Gather up all lines that carry the word "structured".

DATA FOR THIS TASK →

━━━━━━━━━━━━━━━━━━━━

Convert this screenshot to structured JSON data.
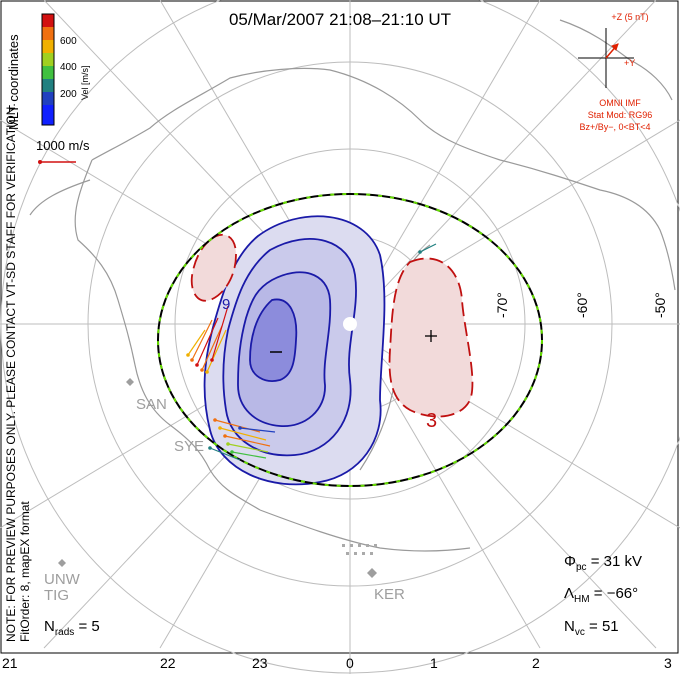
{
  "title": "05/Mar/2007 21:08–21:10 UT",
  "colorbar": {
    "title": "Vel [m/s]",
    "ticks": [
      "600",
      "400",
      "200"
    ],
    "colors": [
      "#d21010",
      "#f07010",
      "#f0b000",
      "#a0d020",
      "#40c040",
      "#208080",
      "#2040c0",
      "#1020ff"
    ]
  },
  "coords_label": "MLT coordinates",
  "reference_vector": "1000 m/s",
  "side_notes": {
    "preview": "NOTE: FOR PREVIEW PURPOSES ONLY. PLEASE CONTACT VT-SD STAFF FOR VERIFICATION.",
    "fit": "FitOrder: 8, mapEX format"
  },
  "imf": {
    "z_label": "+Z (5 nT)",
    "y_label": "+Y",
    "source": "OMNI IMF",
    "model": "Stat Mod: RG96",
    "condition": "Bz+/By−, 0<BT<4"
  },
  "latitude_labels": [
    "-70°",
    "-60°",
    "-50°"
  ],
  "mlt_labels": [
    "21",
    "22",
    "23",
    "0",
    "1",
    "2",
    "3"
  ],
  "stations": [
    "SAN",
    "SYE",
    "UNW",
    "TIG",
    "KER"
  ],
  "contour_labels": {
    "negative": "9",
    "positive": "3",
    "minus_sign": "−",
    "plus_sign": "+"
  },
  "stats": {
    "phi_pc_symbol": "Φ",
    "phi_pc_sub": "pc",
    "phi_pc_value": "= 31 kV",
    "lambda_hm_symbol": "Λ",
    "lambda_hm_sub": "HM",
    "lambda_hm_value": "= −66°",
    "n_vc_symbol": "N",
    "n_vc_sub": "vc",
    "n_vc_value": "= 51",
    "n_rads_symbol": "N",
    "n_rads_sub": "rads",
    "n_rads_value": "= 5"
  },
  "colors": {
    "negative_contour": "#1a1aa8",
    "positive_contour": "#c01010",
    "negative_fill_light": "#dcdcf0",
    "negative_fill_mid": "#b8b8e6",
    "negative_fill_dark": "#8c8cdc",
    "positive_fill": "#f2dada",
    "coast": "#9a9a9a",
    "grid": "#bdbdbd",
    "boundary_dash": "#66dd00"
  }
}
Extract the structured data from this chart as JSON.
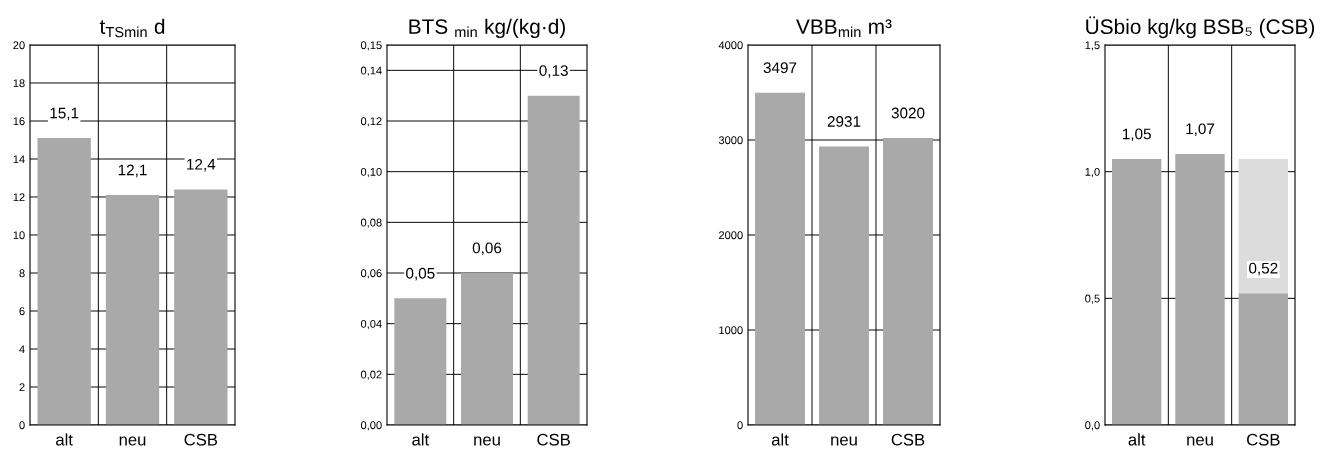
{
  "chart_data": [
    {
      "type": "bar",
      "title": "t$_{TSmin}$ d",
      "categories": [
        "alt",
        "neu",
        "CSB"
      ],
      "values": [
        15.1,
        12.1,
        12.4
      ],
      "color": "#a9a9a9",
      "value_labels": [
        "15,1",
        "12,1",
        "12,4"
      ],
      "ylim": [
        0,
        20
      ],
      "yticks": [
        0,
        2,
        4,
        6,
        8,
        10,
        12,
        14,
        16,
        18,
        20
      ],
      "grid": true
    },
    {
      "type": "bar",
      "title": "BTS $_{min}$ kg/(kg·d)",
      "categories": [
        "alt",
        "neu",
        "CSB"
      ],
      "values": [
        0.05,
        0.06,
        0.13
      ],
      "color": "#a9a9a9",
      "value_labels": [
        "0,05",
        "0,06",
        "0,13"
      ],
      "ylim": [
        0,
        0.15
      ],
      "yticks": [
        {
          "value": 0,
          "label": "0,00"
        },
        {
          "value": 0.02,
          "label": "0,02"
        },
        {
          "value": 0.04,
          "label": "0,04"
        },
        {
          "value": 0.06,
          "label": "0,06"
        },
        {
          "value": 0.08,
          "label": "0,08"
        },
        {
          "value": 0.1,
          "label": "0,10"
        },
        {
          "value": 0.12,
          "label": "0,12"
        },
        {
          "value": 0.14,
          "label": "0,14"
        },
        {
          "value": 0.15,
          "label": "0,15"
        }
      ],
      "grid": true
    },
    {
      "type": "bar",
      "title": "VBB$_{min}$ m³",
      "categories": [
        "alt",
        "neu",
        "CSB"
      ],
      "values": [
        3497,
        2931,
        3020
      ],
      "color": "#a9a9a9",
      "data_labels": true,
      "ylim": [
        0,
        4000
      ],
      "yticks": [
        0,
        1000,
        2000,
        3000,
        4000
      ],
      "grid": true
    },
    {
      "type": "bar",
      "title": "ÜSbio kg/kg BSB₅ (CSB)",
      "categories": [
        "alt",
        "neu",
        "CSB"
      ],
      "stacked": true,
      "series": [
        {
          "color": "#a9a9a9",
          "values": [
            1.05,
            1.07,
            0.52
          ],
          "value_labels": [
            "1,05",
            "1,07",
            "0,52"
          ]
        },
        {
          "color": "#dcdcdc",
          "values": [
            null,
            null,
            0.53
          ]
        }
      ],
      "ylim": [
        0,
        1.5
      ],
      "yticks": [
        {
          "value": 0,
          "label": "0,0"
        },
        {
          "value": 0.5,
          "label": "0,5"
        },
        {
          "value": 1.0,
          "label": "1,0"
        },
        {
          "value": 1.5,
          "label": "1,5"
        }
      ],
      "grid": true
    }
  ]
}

━━━━━━━━━━━━━━━━━━━━

OUTPUT →
Convert this screenshot to structured JSON data.
Extract the structured data from this chart as JSON.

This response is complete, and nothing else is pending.